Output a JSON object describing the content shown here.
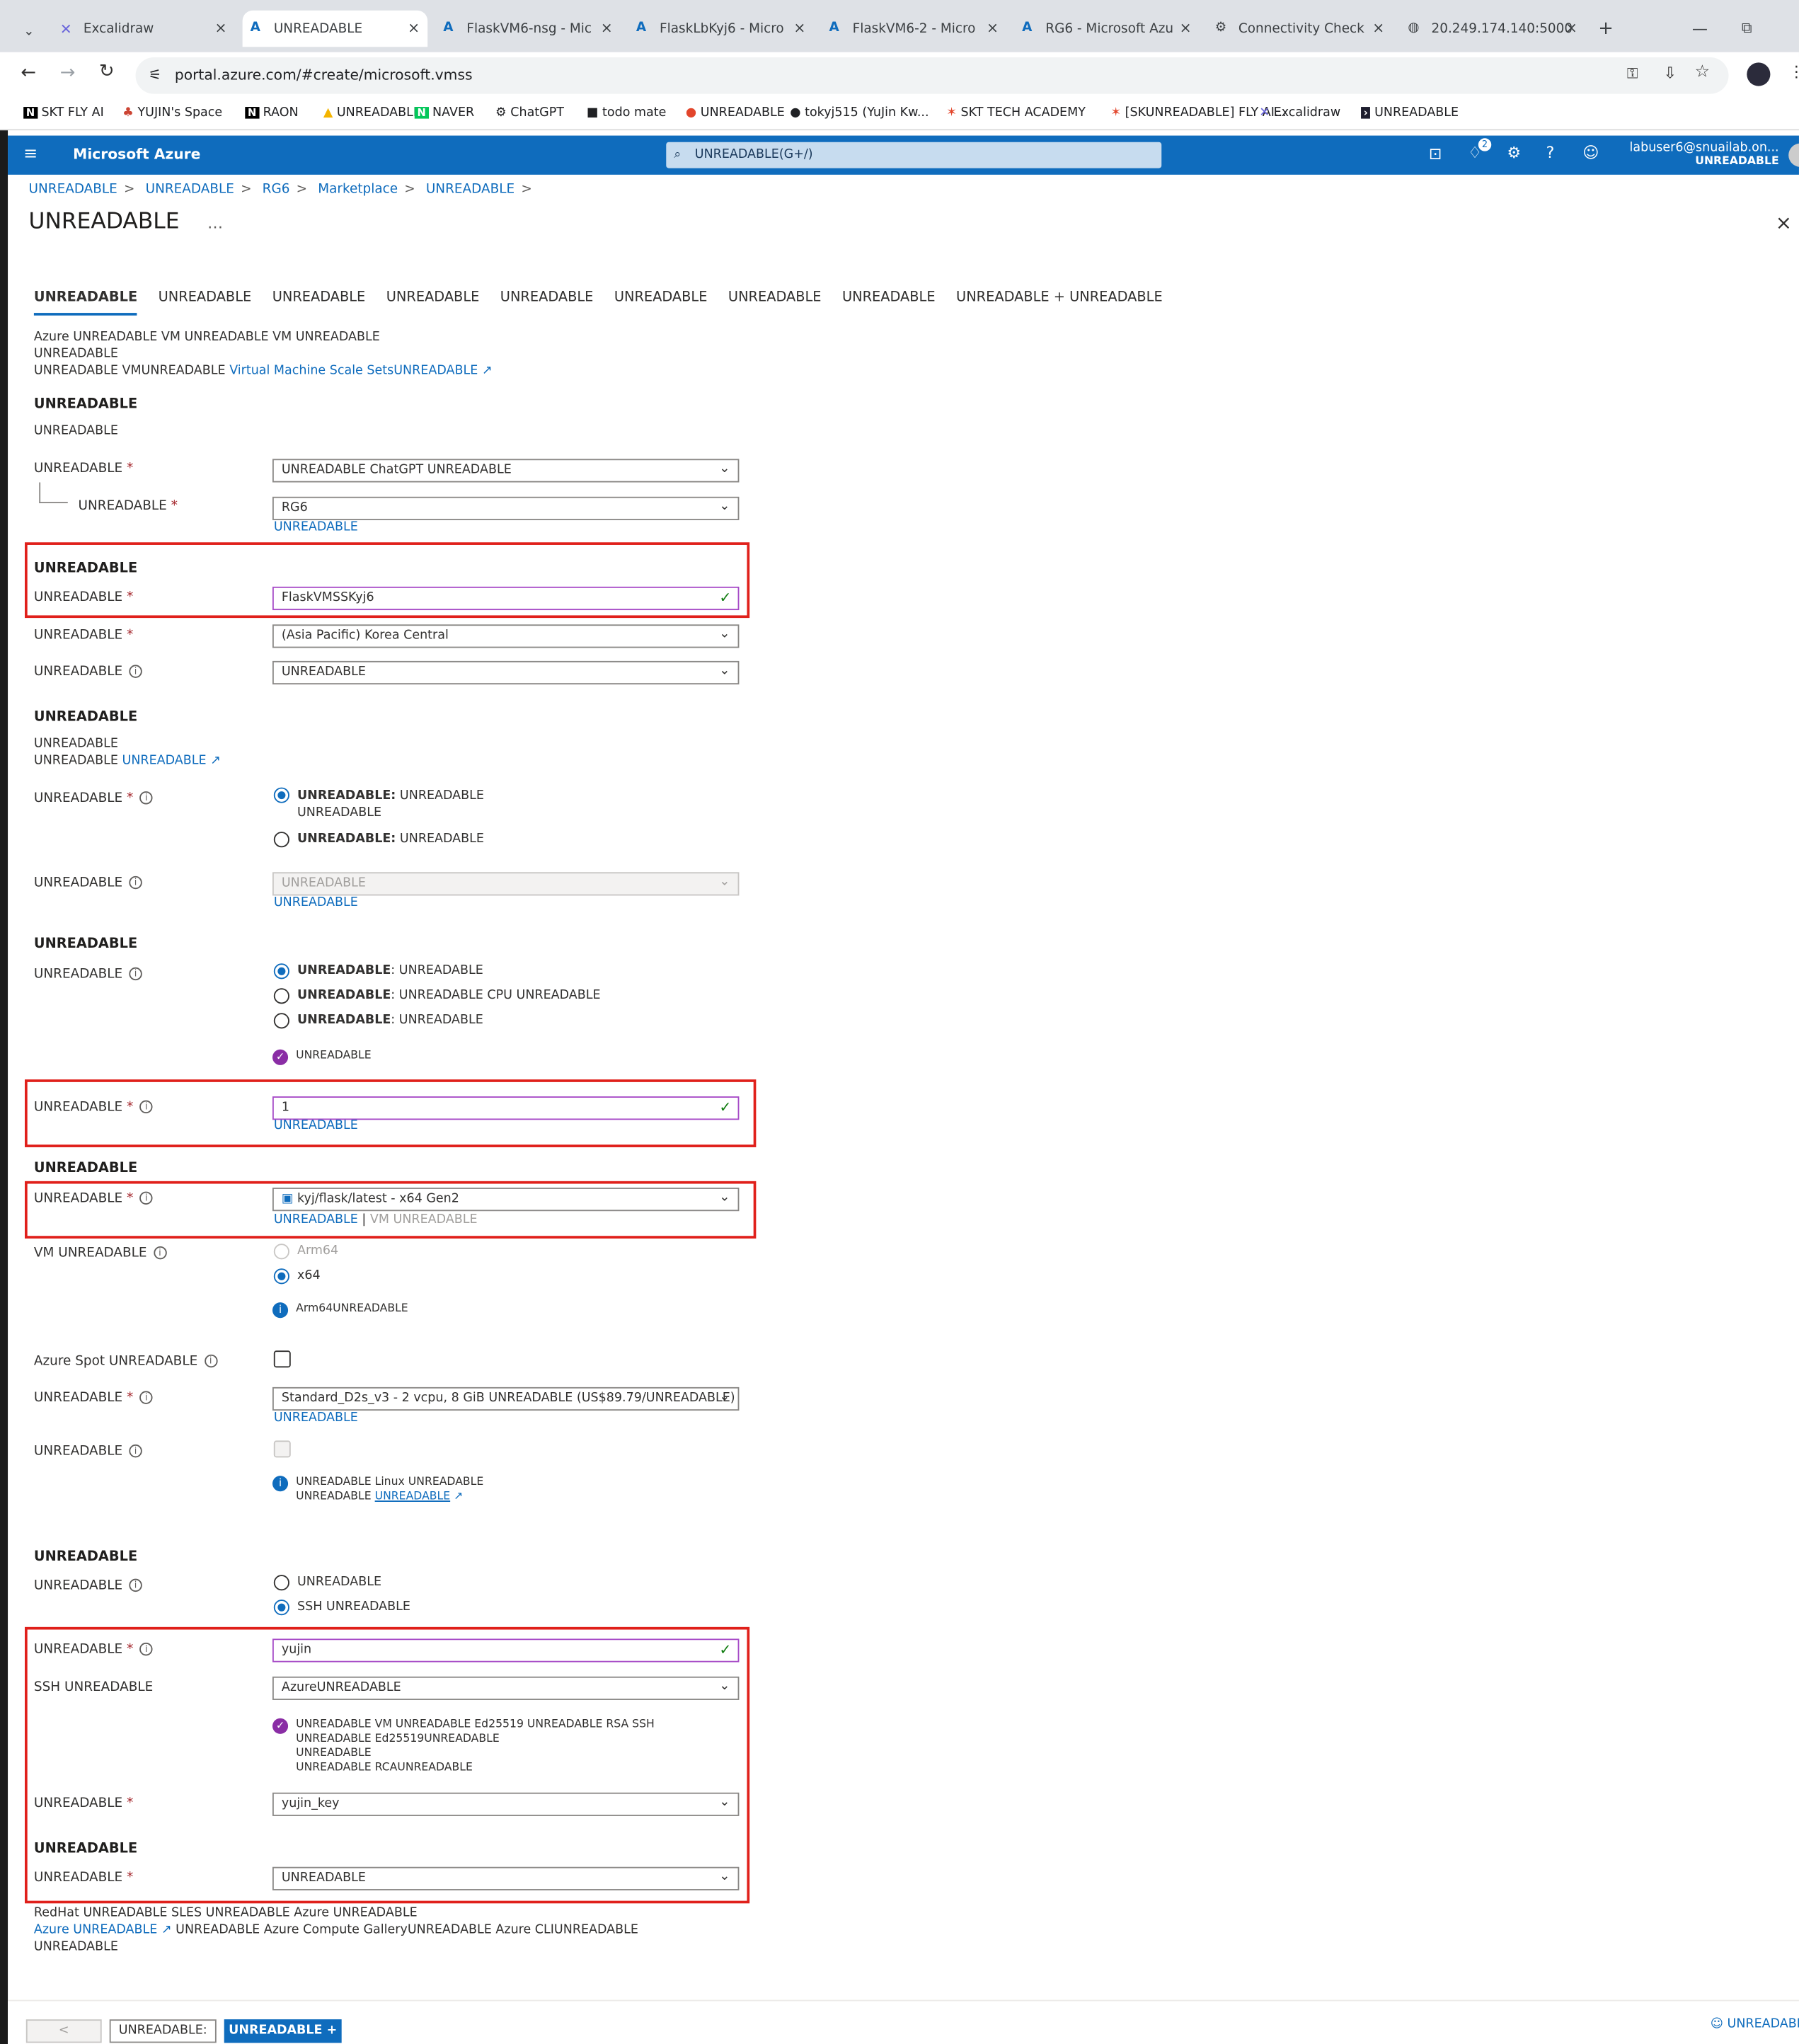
{
  "browser": {
    "tabs": [
      {
        "label": "Excalidraw",
        "close": "×"
      },
      {
        "label": "UNREADABLE",
        "close": "×"
      },
      {
        "label": "FlaskVM6-nsg - Mic",
        "close": "×"
      },
      {
        "label": "FlaskLbKyj6 - Micro",
        "close": "×"
      },
      {
        "label": "FlaskVM6-2 - Micro",
        "close": "×"
      },
      {
        "label": "RG6 - Microsoft Azu",
        "close": "×"
      },
      {
        "label": "Connectivity Check",
        "close": "×"
      },
      {
        "label": "20.249.174.140:5000",
        "close": "×"
      }
    ],
    "url": "portal.azure.com/#create/microsoft.vmss",
    "bookmarks": [
      "SKT FLY AI",
      "YUJIN's Space",
      "RAON",
      "UNREADABLE",
      "NAVER",
      "ChatGPT",
      "todo mate",
      "UNREADABLE",
      "tokyj515 (YuJin Kw...",
      "SKT TECH ACADEMY",
      "[SKUNREADABLE] FLY AI...",
      "Excalidraw",
      "UNREADABLE"
    ]
  },
  "azure": {
    "brand": "Microsoft Azure",
    "search_placeholder": "UNREADABLE(G+/)",
    "user_email": "labuser6@snuailab.on...",
    "user_org": "UNREADABLE",
    "notification_count": "2"
  },
  "breadcrumb": [
    "UNREADABLE",
    "UNREADABLE",
    "RG6",
    "Marketplace",
    "UNREADABLE"
  ],
  "page_title": "UNREADABLE",
  "tabs": [
    "UNREADABLE",
    "UNREADABLE",
    "UNREADABLE",
    "UNREADABLE",
    "UNREADABLE",
    "UNREADABLE",
    "UNREADABLE",
    "UNREADABLE",
    "UNREADABLE + UNREADABLE"
  ],
  "intro": {
    "line1": "Azure UNREADABLE VM UNREADABLE VM UNREADABLE",
    "line2": "UNREADABLE",
    "line3_pre": "UNREADABLE VMUNREADABLE",
    "line3_link": "Virtual Machine Scale SetsUNREADABLE"
  },
  "project": {
    "heading": "UNREADABLE",
    "desc": "UNREADABLE",
    "subscription_label": "UNREADABLE",
    "subscription_value": "UNREADABLE ChatGPT UNREADABLE",
    "rg_label": "UNREADABLE",
    "rg_value": "RG6",
    "rg_new": "UNREADABLE"
  },
  "scaleset": {
    "heading": "UNREADABLE",
    "name_label": "UNREADABLE",
    "name_value": "FlaskVMSSKyj6",
    "region_label": "UNREADABLE",
    "region_value": "(Asia Pacific) Korea Central",
    "az_label": "UNREADABLE",
    "az_value": "UNREADABLE"
  },
  "orchestration": {
    "heading": "UNREADABLE",
    "desc1": "UNREADABLE",
    "desc2_pre": "UNREADABLE",
    "desc2_link": "UNREADABLE",
    "mode_label": "UNREADABLE",
    "flex_bold": "UNREADABLE:",
    "flex_text": "UNREADABLE",
    "flex_text2": "UNREADABLE",
    "uniform_bold": "UNREADABLE:",
    "uniform_text": "UNREADABLE",
    "security_label": "UNREADABLE",
    "security_value": "UNREADABLE",
    "security_link": "UNREADABLE"
  },
  "scaling": {
    "heading": "UNREADABLE",
    "mode_label": "UNREADABLE",
    "opt1_bold": "UNREADABLE",
    "opt1_text": ": UNREADABLE",
    "opt2_bold": "UNREADABLE",
    "opt2_text": ": UNREADABLE CPU UNREADABLE",
    "opt3_bold": "UNREADABLE",
    "opt3_text": ": UNREADABLE",
    "zone_note": "UNREADABLE",
    "count_label": "UNREADABLE",
    "count_value": "1",
    "count_link": "UNREADABLE"
  },
  "instance": {
    "heading": "UNREADABLE",
    "image_label": "UNREADABLE",
    "image_value": "kyj/flask/latest - x64 Gen2",
    "image_link1": "UNREADABLE",
    "image_sep": " | ",
    "image_link2": "VM UNREADABLE",
    "arch_label": "VM UNREADABLE",
    "arch_arm": "Arm64",
    "arch_x64": "x64",
    "arch_note": "Arm64UNREADABLE",
    "spot_label": "Azure Spot UNREADABLE",
    "size_label": "UNREADABLE",
    "size_value": "Standard_D2s_v3 - 2 vcpu, 8 GiB UNREADABLE (US$89.79/UNREADABLE)",
    "size_link": "UNREADABLE",
    "hib_label": "UNREADABLE",
    "hib_note1": "UNREADABLE Linux UNREADABLE",
    "hib_note2_pre": "UNREADABLE",
    "hib_note2_link": "UNREADABLE"
  },
  "admin": {
    "heading": "UNREADABLE",
    "auth_label": "UNREADABLE",
    "auth_pw": "UNREADABLE",
    "auth_ssh": "SSH UNREADABLE",
    "user_label": "UNREADABLE",
    "user_value": "yujin",
    "ssh_source_label": "SSH UNREADABLE",
    "ssh_source_value": "AzureUNREADABLE",
    "ssh_note1": "UNREADABLE VM UNREADABLE Ed25519 UNREADABLE RSA SSH UNREADABLE Ed25519UNREADABLE",
    "ssh_note2": "UNREADABLE",
    "ssh_note3": "UNREADABLE RCAUNREADABLE",
    "stored_key_label": "UNREADABLE",
    "stored_key_value": "yujin_key"
  },
  "licensing": {
    "heading": "UNREADABLE",
    "type_label": "UNREADABLE",
    "type_value": "UNREADABLE",
    "desc1": "RedHat UNREADABLE SLES UNREADABLE Azure UNREADABLE",
    "desc2_link": "Azure UNREADABLE",
    "desc2_rest": " UNREADABLE Azure Compute GalleryUNREADABLE Azure CLIUNREADABLE",
    "desc3": "UNREADABLE"
  },
  "footer": {
    "prev": "< UNREADABLE",
    "next": "UNREADABLE: UNREADABLE >",
    "review": "UNREADABLE + UNREADABLE",
    "feedback": "UNREADABLE"
  }
}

------------------------------------

Pictures are excluded; copy every other part of the records exactly.

_Exercise output:_
Output a JSON object describing the content shown here.
{
  "browser": {
    "tabs": [
      {
        "label": "Excalidraw",
        "close": "×"
      },
      {
        "label": "UNREADABLE",
        "close": "×"
      },
      {
        "label": "FlaskVM6-nsg - Mic",
        "close": "×"
      },
      {
        "label": "FlaskLbKyj6 - Micro",
        "close": "×"
      },
      {
        "label": "FlaskVM6-2 - Micro",
        "close": "×"
      },
      {
        "label": "RG6 - Microsoft Azu",
        "close": "×"
      },
      {
        "label": "Connectivity Check",
        "close": "×"
      },
      {
        "label": "20.249.174.140:5000",
        "close": "×"
      }
    ],
    "url": "portal.azure.com/#create/microsoft.vmss",
    "bookmarks": [
      "SKT FLY AI",
      "YUJIN's Space",
      "RAON",
      "UNREADABLE",
      "NAVER",
      "ChatGPT",
      "todo mate",
      "UNREADABLE",
      "tokyj515 (YuJin Kw...",
      "SKT TECH ACADEMY",
      "[SKUNREADABLE] FLY AI...",
      "Excalidraw",
      "UNREADABLE"
    ]
  },
  "azure": {
    "brand": "Microsoft Azure",
    "search_placeholder": "UNREADABLE(G+/)",
    "user_email": "labuser6@snuailab.on...",
    "user_org": "UNREADABLE",
    "notification_count": "2"
  },
  "breadcrumb": [
    "UNREADABLE",
    "UNREADABLE",
    "RG6",
    "Marketplace",
    "UNREADABLE"
  ],
  "page_title": "UNREADABLE",
  "tabs": [
    "UNREADABLE",
    "UNREADABLE",
    "UNREADABLE",
    "UNREADABLE",
    "UNREADABLE",
    "UNREADABLE",
    "UNREADABLE",
    "UNREADABLE",
    "UNREADABLE + UNREADABLE"
  ],
  "intro": {
    "line1": "Azure UNREADABLE VM UNREADABLE VM UNREADABLE",
    "line2": "UNREADABLE",
    "line3_pre": "UNREADABLE VMUNREADABLE",
    "line3_link": "Virtual Machine Scale SetsUNREADABLE"
  },
  "project": {
    "heading": "UNREADABLE",
    "desc": "UNREADABLE",
    "subscription_label": "UNREADABLE",
    "subscription_value": "UNREADABLE ChatGPT UNREADABLE",
    "rg_label": "UNREADABLE",
    "rg_value": "RG6",
    "rg_new": "UNREADABLE"
  },
  "scaleset": {
    "heading": "UNREADABLE",
    "name_label": "UNREADABLE",
    "name_value": "FlaskVMSSKyj6",
    "region_label": "UNREADABLE",
    "region_value": "(Asia Pacific) Korea Central",
    "az_label": "UNREADABLE",
    "az_value": "UNREADABLE"
  },
  "orchestration": {
    "heading": "UNREADABLE",
    "desc1": "UNREADABLE",
    "desc2_pre": "UNREADABLE",
    "desc2_link": "UNREADABLE",
    "mode_label": "UNREADABLE",
    "flex_bold": "UNREADABLE:",
    "flex_text": "UNREADABLE",
    "flex_text2": "UNREADABLE",
    "uniform_bold": "UNREADABLE:",
    "uniform_text": "UNREADABLE",
    "security_label": "UNREADABLE",
    "security_value": "UNREADABLE",
    "security_link": "UNREADABLE"
  },
  "scaling": {
    "heading": "UNREADABLE",
    "mode_label": "UNREADABLE",
    "opt1_bold": "UNREADABLE",
    "opt1_text": ": UNREADABLE",
    "opt2_bold": "UNREADABLE",
    "opt2_text": ": UNREADABLE CPU UNREADABLE",
    "opt3_bold": "UNREADABLE",
    "opt3_text": ": UNREADABLE",
    "zone_note": "UNREADABLE",
    "count_label": "UNREADABLE",
    "count_value": "1",
    "count_link": "UNREADABLE"
  },
  "instance": {
    "heading": "UNREADABLE",
    "image_label": "UNREADABLE",
    "image_value": "kyj/flask/latest - x64 Gen2",
    "image_link1": "UNREADABLE",
    "image_sep": " | ",
    "image_link2": "VM UNREADABLE",
    "arch_label": "VM UNREADABLE",
    "arch_arm": "Arm64",
    "arch_x64": "x64",
    "arch_note": "Arm64UNREADABLE",
    "spot_label": "Azure Spot UNREADABLE",
    "size_label": "UNREADABLE",
    "size_value": "Standard_D2s_v3 - 2 vcpu, 8 GiB UNREADABLE (US$89.79/UNREADABLE)",
    "size_link": "UNREADABLE",
    "hib_label": "UNREADABLE",
    "hib_note1": "UNREADABLE Linux UNREADABLE",
    "hib_note2_pre": "UNREADABLE",
    "hib_note2_link": "UNREADABLE"
  },
  "admin": {
    "heading": "UNREADABLE",
    "auth_label": "UNREADABLE",
    "auth_pw": "UNREADABLE",
    "auth_ssh": "SSH UNREADABLE",
    "user_label": "UNREADABLE",
    "user_value": "yujin",
    "ssh_source_label": "SSH UNREADABLE",
    "ssh_source_value": "AzureUNREADABLE",
    "ssh_note1": "UNREADABLE VM UNREADABLE Ed25519 UNREADABLE RSA SSH UNREADABLE Ed25519UNREADABLE",
    "ssh_note2": "UNREADABLE",
    "ssh_note3": "UNREADABLE RCAUNREADABLE",
    "stored_key_label": "UNREADABLE",
    "stored_key_value": "yujin_key"
  },
  "licensing": {
    "heading": "UNREADABLE",
    "type_label": "UNREADABLE",
    "type_value": "UNREADABLE",
    "desc1": "RedHat UNREADABLE SLES UNREADABLE Azure UNREADABLE",
    "desc2_link": "Azure UNREADABLE",
    "desc2_rest": " UNREADABLE Azure Compute GalleryUNREADABLE Azure CLIUNREADABLE",
    "desc3": "UNREADABLE"
  },
  "footer": {
    "prev": "< UNREADABLE",
    "next": "UNREADABLE: UNREADABLE >",
    "review": "UNREADABLE + UNREADABLE",
    "feedback": "UNREADABLE"
  }
}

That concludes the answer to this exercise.